# REQUIRED TASKS:
[1] Reproduce the Sink Swap Bubble message word for word, beginning at the words "On Mon, Apr" and stopping after "(sincere is B>A)".
[2] In the Sink Swap Bubble message, at which defeat would classical wv methods like Ranked Pairs break the ABCA beat cycle, and which candidate would win?

# EXCERPTED TEXT:
"""

[EM] Ultimate SPE Agenda Processing: Sink Swap Bubble

Forest Simmons forest.simmons21 at gmail.com
Mon Apr 3 22:23:56 PDT 2023


On Mon, Apr 3, 2023, 2:20 AM Kristofer Munsterhjelm <km_elmet at t-online.de>
wrote:

> On 4/1/23 18:27, Kevin Venzke wrote:
> > Hi Forest,
> >
> > Le samedi 1 avril 2023 à 10:31:08 UTC−5, Forest Simmons <
> forest.simmons21 at gmail.com> a écrit :
> >> Here's an example of another standard test case for Sink Swap Bubble
> ("Bubba" for short).
> >>
> >> 48 C
> >> 28 A>B
> >> 24 B (sincere is B>A)
> >>
> >> The smallest faction has thrown the sincere CW under the bus ...
> knowing that most Condorcet
> >> methods, including classical wv methods like Ranked Pairs, would break
> the resulting ABCA
> >> beat cycle at the weakest defeat A>B, leaving B as the winner.
> >
> >> Bubble changes the order to B<A<C ... the finish order of the method
> ... thus disappointing
> >> the defecting faction with a finish order polar opposite to their
> sincere preferences ...

"""

# ITEMS:

"""

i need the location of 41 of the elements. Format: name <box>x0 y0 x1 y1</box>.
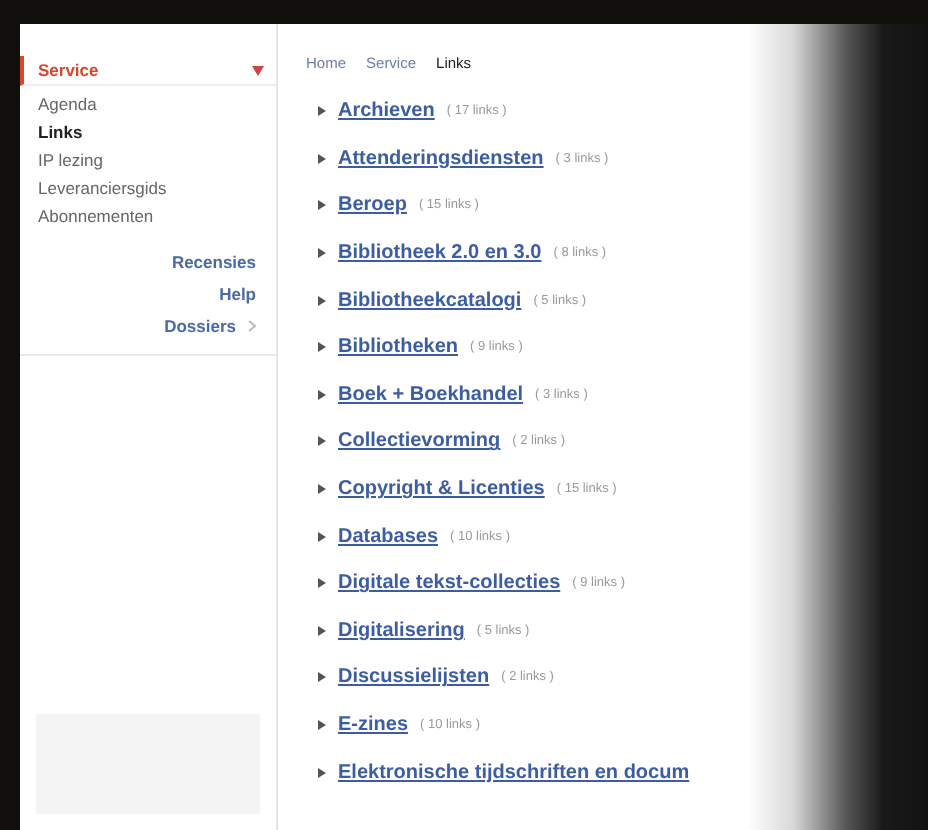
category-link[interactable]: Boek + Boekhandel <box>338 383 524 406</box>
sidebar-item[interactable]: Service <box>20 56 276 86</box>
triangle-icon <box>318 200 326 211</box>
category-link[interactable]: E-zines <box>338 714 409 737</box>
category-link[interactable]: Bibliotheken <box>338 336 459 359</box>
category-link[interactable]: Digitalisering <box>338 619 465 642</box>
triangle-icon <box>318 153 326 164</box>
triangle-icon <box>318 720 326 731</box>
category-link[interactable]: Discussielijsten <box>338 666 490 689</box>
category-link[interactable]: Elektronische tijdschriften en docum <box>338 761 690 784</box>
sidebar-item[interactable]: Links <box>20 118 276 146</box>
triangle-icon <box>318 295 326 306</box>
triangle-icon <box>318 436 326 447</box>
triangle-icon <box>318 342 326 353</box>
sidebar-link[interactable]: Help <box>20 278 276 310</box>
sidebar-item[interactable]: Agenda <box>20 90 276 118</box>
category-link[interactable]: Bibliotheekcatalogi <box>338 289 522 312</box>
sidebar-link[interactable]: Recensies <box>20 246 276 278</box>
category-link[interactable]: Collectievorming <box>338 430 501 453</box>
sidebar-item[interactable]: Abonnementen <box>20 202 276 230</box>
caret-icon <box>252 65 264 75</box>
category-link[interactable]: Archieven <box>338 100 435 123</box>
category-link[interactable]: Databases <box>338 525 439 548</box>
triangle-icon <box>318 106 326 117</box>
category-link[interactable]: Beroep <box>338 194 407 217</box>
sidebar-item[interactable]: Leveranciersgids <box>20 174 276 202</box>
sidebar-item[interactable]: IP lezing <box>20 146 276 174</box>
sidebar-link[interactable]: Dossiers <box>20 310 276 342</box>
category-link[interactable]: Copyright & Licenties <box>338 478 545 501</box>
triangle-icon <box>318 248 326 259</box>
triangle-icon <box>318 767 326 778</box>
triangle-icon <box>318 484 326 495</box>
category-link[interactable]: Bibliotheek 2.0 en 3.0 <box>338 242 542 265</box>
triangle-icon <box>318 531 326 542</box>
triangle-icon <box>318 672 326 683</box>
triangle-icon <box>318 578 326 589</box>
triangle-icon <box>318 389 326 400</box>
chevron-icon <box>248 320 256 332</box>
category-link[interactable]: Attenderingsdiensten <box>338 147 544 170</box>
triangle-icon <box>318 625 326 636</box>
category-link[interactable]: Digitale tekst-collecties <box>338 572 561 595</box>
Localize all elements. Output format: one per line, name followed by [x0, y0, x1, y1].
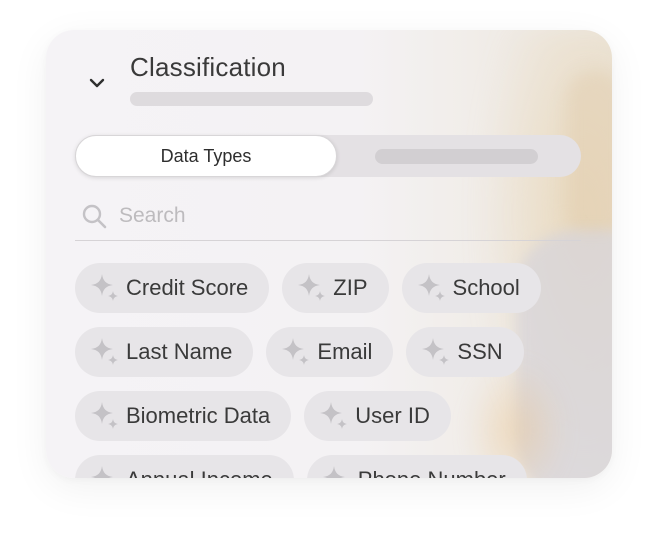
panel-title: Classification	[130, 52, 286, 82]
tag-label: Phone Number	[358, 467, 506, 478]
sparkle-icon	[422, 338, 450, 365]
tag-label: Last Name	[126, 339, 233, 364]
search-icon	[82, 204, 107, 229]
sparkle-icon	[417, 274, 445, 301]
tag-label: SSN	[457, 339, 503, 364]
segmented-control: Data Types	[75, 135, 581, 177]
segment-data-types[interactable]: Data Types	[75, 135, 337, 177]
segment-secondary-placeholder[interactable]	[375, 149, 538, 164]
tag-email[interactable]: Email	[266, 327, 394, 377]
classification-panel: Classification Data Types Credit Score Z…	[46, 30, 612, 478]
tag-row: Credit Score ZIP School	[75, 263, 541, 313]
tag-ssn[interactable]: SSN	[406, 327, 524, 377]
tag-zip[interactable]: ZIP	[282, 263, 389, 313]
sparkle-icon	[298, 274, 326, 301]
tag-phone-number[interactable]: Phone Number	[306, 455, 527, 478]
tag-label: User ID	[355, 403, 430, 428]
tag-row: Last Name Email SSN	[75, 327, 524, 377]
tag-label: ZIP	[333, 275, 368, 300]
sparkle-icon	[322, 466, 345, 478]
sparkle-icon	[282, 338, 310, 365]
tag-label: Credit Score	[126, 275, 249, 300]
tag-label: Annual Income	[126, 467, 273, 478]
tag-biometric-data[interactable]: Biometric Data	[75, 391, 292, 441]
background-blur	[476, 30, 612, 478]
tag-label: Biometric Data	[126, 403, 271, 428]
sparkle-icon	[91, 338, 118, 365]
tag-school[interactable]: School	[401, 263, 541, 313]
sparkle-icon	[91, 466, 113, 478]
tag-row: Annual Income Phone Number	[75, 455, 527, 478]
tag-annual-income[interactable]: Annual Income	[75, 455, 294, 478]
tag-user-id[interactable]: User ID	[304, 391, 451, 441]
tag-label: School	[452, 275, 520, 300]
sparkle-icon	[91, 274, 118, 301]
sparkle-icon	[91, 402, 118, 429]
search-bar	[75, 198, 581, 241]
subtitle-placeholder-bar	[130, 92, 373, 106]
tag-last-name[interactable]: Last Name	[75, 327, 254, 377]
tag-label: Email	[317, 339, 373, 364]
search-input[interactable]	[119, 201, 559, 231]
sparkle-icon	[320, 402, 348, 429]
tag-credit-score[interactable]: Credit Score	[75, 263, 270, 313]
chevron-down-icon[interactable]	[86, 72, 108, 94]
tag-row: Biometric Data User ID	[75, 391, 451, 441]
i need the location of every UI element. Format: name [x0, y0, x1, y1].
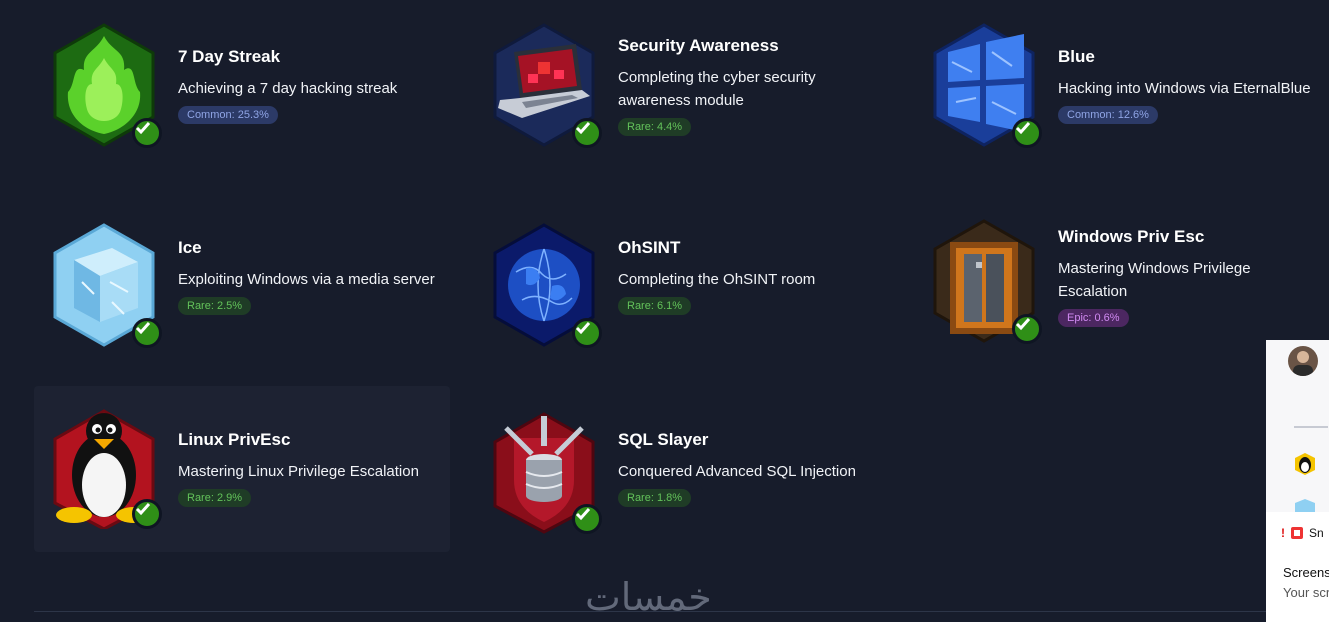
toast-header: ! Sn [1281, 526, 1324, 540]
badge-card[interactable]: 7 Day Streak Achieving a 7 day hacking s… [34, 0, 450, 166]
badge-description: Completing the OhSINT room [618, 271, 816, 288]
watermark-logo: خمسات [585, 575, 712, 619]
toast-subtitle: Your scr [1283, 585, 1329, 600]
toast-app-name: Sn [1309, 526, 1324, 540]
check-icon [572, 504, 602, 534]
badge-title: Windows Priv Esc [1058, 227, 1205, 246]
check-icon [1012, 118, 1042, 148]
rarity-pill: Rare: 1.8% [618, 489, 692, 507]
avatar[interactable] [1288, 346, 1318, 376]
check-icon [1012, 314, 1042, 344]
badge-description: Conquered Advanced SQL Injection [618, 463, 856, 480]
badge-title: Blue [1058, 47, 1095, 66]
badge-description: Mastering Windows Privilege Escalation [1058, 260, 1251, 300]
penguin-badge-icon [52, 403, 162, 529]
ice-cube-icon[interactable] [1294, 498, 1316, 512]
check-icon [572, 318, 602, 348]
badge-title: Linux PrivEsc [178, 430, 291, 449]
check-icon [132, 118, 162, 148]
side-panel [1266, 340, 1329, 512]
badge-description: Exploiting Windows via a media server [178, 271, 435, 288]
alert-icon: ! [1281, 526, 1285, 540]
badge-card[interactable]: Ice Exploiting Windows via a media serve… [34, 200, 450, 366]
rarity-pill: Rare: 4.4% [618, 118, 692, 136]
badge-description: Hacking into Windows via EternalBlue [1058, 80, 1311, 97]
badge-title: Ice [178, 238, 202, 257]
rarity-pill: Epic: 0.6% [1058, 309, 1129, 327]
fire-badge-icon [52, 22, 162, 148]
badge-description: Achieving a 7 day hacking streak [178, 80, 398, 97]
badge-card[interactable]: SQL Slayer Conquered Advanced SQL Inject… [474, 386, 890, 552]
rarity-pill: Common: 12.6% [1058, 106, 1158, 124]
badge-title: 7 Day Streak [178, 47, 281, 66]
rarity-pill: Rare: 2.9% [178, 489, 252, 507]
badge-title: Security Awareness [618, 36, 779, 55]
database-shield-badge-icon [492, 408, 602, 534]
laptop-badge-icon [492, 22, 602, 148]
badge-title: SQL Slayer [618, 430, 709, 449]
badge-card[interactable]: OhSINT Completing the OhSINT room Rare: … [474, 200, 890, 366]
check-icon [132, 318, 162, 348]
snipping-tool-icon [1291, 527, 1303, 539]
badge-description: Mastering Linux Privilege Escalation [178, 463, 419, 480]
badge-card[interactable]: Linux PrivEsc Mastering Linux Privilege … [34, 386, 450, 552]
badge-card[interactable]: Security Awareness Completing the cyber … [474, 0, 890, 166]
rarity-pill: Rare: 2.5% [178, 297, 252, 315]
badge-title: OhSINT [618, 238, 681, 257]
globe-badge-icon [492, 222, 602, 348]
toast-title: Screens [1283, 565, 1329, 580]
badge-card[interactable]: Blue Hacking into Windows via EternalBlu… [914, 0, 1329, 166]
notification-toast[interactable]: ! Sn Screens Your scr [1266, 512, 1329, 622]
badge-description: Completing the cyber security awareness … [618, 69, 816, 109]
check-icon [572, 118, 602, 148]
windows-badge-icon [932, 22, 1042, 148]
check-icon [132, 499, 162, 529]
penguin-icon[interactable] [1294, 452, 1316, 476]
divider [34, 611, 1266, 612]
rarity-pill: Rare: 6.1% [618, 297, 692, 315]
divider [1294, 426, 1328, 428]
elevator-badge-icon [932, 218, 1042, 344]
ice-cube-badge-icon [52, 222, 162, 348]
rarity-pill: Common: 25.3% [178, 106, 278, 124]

"""

# RESULTS OF THE EXERCISE:
[1]
On Mon, Apr 3, 2023, 2:20 AM Kristofer Munsterhjelm <km_elmet at t-online.de>
wrote:

> On 4/1/23 18:27, Kevin Venzke wrote:
> > Hi Forest,
> >
> > Le samedi 1 avril 2023 à 10:31:08 UTC−5, Forest Simmons <
> forest.simmons21 at gmail.com> a écrit :
> >> Here's an example of another standard test case for Sink Swap Bubble
> ("Bubba" for short).
> >>
> >> 48 C
> >> 28 A>B
> >> 24 B (sincere is B>A)

[2] They would break it at the weakest defeat, A>B, leaving B as the winner.